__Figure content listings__
___
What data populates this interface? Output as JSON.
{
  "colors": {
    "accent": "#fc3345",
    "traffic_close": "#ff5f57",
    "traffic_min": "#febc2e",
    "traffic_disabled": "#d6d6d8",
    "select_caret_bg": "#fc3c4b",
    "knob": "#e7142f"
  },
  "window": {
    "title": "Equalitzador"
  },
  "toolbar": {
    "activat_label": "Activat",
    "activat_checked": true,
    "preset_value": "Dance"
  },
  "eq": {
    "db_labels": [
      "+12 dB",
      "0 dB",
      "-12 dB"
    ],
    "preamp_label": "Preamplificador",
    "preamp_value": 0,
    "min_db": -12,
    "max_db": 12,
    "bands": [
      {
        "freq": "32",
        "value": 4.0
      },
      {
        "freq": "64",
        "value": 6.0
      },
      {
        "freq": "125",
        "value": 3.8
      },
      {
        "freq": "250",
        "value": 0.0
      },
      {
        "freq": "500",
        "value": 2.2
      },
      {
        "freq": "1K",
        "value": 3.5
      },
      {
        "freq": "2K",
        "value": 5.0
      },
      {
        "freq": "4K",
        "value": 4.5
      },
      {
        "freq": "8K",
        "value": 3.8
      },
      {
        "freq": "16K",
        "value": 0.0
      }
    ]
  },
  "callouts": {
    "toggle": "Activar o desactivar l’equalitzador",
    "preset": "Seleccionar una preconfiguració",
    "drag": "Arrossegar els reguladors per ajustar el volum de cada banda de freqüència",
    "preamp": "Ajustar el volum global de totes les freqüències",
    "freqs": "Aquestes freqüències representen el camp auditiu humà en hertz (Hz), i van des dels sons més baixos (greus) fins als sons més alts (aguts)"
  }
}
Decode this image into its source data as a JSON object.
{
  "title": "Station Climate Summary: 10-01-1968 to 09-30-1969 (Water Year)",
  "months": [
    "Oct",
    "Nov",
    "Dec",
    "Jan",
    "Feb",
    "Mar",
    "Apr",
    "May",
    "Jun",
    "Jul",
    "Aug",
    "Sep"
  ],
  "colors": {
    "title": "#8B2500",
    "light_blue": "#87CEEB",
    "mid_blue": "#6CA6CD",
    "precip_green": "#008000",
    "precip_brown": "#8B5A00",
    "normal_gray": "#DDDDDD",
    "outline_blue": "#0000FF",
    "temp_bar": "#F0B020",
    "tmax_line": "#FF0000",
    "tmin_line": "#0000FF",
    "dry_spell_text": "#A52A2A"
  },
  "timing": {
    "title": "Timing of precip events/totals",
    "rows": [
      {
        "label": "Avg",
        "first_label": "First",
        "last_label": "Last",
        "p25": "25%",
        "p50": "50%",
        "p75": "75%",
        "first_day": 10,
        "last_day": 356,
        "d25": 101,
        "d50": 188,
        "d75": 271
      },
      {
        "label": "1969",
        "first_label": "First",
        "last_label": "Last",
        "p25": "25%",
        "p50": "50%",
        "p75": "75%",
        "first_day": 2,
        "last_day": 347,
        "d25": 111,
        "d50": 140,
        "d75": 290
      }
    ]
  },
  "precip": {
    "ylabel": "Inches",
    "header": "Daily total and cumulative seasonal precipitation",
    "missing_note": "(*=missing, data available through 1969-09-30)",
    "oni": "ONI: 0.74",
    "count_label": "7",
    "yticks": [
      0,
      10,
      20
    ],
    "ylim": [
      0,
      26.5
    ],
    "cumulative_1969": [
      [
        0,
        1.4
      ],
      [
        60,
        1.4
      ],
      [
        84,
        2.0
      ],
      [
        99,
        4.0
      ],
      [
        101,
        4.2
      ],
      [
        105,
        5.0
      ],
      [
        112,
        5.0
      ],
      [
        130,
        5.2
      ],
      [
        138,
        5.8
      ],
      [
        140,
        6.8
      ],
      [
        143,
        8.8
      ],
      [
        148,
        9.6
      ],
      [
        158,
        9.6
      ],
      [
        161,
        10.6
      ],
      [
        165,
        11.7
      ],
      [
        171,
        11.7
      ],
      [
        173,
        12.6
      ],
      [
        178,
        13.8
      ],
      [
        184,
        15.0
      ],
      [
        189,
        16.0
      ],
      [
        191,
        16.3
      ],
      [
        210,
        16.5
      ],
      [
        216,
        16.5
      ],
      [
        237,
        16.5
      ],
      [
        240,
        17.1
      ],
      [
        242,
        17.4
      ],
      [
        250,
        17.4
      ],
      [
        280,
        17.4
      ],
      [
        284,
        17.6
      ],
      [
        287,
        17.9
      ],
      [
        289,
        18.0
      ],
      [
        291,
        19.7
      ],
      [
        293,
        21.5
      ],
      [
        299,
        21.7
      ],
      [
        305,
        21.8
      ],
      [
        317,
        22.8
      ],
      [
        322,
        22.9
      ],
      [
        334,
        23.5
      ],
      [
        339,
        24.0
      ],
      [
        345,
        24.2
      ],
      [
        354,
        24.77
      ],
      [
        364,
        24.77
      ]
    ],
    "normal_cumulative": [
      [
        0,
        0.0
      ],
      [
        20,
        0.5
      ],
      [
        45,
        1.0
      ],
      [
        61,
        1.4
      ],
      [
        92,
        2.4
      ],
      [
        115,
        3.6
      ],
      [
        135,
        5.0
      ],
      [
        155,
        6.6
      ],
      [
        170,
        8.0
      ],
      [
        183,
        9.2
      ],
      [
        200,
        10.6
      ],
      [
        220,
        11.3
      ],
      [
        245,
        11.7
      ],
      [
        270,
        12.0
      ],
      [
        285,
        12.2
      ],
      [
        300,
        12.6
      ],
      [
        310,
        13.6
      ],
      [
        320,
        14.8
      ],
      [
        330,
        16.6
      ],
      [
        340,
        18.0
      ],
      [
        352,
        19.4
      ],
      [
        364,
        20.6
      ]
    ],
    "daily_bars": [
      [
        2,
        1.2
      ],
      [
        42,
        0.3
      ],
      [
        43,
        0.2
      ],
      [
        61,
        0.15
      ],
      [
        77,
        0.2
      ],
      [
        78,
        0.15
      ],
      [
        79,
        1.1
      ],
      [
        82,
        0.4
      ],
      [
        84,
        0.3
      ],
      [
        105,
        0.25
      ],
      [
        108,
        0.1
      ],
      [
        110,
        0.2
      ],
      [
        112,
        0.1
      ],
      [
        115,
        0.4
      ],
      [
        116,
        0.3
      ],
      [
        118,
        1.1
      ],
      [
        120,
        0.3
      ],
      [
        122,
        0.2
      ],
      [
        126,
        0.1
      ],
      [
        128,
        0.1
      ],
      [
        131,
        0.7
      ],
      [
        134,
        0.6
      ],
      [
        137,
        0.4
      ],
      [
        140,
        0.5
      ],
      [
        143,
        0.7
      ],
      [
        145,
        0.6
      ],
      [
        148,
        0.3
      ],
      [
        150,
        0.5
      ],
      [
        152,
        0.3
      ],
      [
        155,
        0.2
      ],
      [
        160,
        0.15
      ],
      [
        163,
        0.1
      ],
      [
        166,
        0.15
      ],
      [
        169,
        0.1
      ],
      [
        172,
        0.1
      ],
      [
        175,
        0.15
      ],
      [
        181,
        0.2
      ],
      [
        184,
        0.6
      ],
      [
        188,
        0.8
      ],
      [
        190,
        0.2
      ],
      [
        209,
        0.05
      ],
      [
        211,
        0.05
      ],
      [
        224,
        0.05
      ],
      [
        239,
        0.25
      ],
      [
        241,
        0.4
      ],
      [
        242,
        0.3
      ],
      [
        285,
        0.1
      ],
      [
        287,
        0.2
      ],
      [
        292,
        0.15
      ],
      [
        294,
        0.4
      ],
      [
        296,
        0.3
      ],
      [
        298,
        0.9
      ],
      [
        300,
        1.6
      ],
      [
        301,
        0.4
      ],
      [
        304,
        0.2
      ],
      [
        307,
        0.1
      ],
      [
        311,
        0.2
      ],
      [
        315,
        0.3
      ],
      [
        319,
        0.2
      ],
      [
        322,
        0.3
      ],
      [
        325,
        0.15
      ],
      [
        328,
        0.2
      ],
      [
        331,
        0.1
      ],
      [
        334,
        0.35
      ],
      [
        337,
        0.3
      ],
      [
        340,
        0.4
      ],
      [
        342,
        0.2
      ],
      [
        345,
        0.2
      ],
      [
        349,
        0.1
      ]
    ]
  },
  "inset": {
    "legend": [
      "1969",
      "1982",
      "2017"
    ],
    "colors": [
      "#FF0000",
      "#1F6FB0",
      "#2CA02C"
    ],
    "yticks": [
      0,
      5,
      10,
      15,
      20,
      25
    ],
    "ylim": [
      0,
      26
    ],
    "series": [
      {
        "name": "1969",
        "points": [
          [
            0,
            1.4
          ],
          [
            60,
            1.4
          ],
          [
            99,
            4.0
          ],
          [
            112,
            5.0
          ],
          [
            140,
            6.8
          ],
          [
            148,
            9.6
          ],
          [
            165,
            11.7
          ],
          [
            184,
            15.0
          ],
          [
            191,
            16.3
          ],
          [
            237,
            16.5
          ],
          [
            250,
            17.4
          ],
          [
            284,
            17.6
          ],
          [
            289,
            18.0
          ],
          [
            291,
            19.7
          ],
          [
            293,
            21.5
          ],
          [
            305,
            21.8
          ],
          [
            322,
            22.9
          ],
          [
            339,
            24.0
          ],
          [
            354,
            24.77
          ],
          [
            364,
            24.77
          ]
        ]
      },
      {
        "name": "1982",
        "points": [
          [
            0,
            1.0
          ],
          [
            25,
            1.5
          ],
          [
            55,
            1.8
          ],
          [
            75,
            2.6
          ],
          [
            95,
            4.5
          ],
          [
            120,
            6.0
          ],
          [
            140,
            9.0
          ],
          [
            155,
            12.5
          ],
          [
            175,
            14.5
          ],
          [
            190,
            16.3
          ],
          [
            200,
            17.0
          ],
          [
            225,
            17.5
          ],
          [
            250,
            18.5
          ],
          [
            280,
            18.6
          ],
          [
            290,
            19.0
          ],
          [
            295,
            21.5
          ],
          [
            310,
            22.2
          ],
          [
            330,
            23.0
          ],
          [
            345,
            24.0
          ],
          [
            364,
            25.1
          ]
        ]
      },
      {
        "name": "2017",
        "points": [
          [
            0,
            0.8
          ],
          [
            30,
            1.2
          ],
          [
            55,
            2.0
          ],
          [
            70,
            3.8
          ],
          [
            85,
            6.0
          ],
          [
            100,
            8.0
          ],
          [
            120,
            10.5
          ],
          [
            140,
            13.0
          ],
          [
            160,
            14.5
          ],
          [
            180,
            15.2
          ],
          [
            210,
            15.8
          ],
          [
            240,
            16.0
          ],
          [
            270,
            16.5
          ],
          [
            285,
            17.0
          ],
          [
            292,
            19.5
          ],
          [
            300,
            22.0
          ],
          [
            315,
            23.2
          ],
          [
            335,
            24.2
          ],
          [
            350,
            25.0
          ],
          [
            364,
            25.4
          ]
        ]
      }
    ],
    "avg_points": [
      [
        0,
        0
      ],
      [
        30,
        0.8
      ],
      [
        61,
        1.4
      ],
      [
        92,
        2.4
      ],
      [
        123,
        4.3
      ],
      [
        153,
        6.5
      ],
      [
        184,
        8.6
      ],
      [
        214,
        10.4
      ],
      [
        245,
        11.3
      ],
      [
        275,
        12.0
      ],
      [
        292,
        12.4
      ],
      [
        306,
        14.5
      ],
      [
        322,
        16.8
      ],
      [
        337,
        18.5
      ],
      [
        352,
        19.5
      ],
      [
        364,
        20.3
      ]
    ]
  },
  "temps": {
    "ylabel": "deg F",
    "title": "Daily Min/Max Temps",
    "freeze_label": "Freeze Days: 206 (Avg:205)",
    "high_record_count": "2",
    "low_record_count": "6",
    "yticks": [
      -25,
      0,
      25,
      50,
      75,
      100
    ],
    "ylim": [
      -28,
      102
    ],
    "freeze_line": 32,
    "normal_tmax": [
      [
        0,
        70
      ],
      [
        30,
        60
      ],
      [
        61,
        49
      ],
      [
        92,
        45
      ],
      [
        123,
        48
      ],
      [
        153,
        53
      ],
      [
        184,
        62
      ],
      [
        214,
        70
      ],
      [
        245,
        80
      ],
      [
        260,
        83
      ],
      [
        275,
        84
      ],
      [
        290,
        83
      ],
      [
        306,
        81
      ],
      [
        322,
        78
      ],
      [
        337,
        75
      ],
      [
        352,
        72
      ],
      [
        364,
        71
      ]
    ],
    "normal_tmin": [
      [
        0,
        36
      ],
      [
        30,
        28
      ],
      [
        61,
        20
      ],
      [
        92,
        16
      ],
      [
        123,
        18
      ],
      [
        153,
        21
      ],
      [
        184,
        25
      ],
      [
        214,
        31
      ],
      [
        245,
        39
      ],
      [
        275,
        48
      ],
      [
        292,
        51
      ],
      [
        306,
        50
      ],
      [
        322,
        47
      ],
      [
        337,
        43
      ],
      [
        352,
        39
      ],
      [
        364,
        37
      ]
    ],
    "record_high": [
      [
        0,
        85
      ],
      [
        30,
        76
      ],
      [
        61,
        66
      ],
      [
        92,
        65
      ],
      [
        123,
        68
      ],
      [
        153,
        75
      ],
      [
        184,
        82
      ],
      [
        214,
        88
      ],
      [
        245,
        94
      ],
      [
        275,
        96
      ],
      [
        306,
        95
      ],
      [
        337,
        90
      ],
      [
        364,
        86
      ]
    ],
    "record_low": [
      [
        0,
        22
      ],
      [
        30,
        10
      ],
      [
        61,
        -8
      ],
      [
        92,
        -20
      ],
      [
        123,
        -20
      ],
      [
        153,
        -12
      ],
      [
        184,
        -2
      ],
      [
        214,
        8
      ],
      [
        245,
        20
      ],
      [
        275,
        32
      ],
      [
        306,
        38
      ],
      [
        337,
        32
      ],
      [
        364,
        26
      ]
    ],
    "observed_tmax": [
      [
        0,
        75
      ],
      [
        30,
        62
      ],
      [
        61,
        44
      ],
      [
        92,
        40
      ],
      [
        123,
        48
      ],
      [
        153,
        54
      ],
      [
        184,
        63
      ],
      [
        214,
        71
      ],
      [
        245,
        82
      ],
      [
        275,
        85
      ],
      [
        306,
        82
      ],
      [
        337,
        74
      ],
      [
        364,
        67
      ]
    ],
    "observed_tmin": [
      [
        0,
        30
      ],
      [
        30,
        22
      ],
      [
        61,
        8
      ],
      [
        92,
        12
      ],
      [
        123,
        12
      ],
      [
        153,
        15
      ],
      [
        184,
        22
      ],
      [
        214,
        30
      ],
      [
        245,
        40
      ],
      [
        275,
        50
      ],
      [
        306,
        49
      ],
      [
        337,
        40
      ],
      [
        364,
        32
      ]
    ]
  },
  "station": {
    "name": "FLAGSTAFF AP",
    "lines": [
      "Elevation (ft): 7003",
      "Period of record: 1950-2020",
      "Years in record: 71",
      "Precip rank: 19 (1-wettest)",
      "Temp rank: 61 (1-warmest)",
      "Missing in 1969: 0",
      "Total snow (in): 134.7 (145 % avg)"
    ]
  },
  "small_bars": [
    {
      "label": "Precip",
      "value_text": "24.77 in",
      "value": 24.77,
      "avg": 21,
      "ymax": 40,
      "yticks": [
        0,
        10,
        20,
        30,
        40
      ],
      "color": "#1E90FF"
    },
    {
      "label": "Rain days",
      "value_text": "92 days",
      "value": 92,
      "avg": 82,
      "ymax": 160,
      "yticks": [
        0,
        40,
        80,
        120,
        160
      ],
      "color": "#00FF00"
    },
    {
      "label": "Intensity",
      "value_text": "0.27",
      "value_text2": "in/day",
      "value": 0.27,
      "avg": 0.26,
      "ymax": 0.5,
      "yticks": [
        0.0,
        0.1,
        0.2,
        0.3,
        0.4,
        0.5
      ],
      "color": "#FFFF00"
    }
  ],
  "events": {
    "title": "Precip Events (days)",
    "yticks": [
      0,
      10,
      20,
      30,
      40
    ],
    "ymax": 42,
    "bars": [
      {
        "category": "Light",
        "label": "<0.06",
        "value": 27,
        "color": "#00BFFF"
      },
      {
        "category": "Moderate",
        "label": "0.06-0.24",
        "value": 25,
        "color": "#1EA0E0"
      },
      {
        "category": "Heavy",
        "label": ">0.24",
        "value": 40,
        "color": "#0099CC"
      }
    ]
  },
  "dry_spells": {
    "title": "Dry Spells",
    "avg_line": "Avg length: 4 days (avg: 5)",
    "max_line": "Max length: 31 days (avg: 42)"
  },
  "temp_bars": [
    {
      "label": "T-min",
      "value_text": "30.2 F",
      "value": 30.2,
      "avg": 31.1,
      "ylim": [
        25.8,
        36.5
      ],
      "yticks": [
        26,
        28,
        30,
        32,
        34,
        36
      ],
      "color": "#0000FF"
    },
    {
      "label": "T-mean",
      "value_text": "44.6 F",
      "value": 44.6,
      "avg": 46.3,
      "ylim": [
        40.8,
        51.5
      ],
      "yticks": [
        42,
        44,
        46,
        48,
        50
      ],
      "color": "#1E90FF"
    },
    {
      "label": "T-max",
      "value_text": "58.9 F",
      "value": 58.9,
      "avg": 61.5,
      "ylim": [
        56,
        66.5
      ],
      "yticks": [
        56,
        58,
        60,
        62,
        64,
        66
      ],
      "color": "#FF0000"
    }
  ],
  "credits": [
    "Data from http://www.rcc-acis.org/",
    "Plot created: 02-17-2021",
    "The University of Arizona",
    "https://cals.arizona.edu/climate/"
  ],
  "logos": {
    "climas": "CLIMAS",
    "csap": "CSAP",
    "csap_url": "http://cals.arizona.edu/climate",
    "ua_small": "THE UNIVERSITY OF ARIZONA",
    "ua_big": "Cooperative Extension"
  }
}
___
__To be done__
Report the number of lines that include the string "freqüències"; return nothing but the count.

__Correct result__
2